AIM = Provide only the number of lines in the listing that contain the string "such".

SUPPLIED DATA =
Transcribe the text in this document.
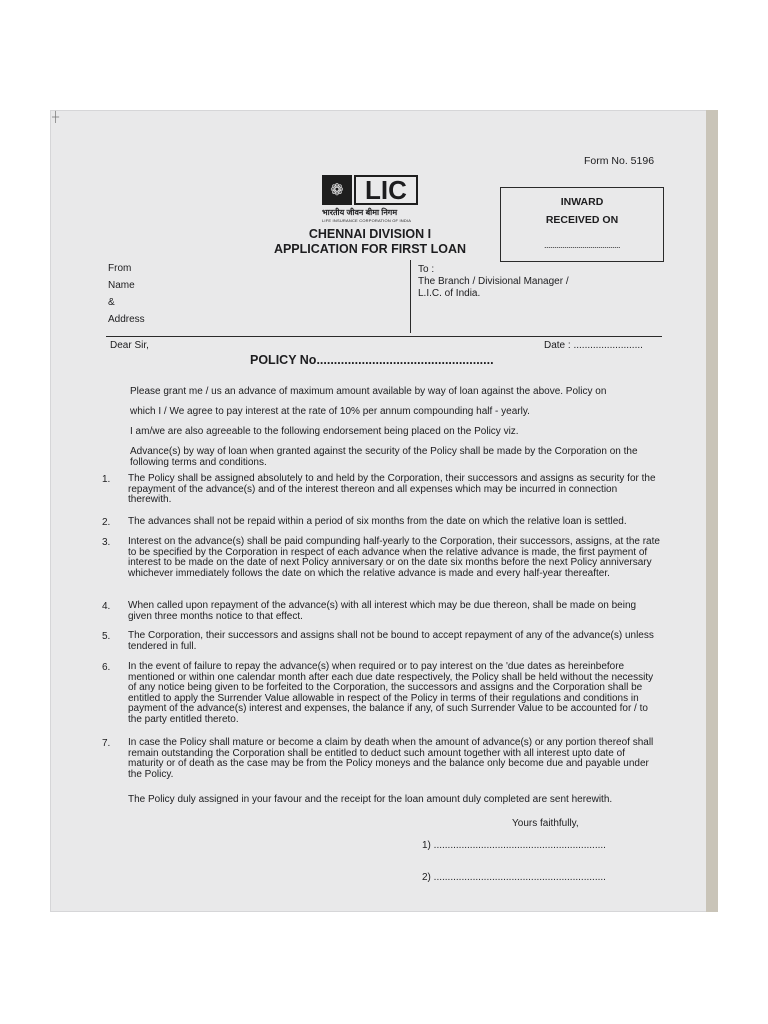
┼
Form No. 5196
❁ LIC
भारतीय जीवन बीमा निगम
LIFE INSURANCE CORPORATION OF INDIA
CHENNAI DIVISION I
APPLICATION FOR FIRST LOAN
INWARD
RECEIVED ON
......................................
From
Name
&
Address
To :
The Branch / Divisional Manager /
L.I.C. of India.
Dear Sir,	Date : .........................
POLICY No...................................................
Please grant me / us an advance of maximum amount available by way of loan against the above. Policy on
which I / We agree to pay interest at the rate of 10% per annum compounding half - yearly.
I am/we are also agreeable to the following endorsement being placed on the Policy viz.
Advance(s) by way of loan when granted against the security of the Policy shall be made by the Corporation on the following terms and conditions.
1. The Policy shall be assigned absolutely to and held by the Corporation, their successors and assigns as security for the repayment of the advance(s) and of the interest thereon and all expenses which may be incurred in connection therewith.
2. The advances shall not be repaid within a period of six months from the date on which the relative loan is settled.
3. Interest on the advance(s) shall be paid compunding half-yearly to the Corporation, their successors, assigns, at the rate to be specified by the Corporation in respect of each advance when the relative advance is made, the first payment of interest to be made on the date of next Policy anniversary or on the date six months before the next Policy anniversary whichever immediately follows the date on which the relative advance is made and every half-year thereafter.
4. When called upon repayment of the advance(s) with all interest which may be due thereon, shall be made on being given three months notice to that effect.
5. The Corporation, their successors and assigns shall not be bound to accept repayment of any of the advance(s) unless tendered in full.
6. In the event of failure to repay the advance(s) when required or to pay interest on the 'due dates as hereinbefore mentioned or within one calendar month after each due date respectively, the Policy shall be held without the necessity of any notice being given to be forfeited to the Corporation, the successors and assigns and the Corporation shall be entitled to apply the Surrender Value allowable in respect of the Policy in terms of their regulations and conditions in payment of the advance(s) interest and expenses, the balance if any, of such Surrender Value to be accounted for / to the party entitled thereto.
7. In case the Policy shall mature or become a claim by death when the amount of advance(s) or any portion thereof shall remain outstanding the Corporation shall be entitled to deduct such amount together with all interest upto date of maturity or of death as the case may be from the Policy moneys and the balance only become due and payable under the Policy.
The Policy duly assigned in your favour and the receipt for the loan amount duly completed are sent herewith.
Yours faithfully,
1) ..............................................................
2) ..............................................................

CORRECT ANSWER = 2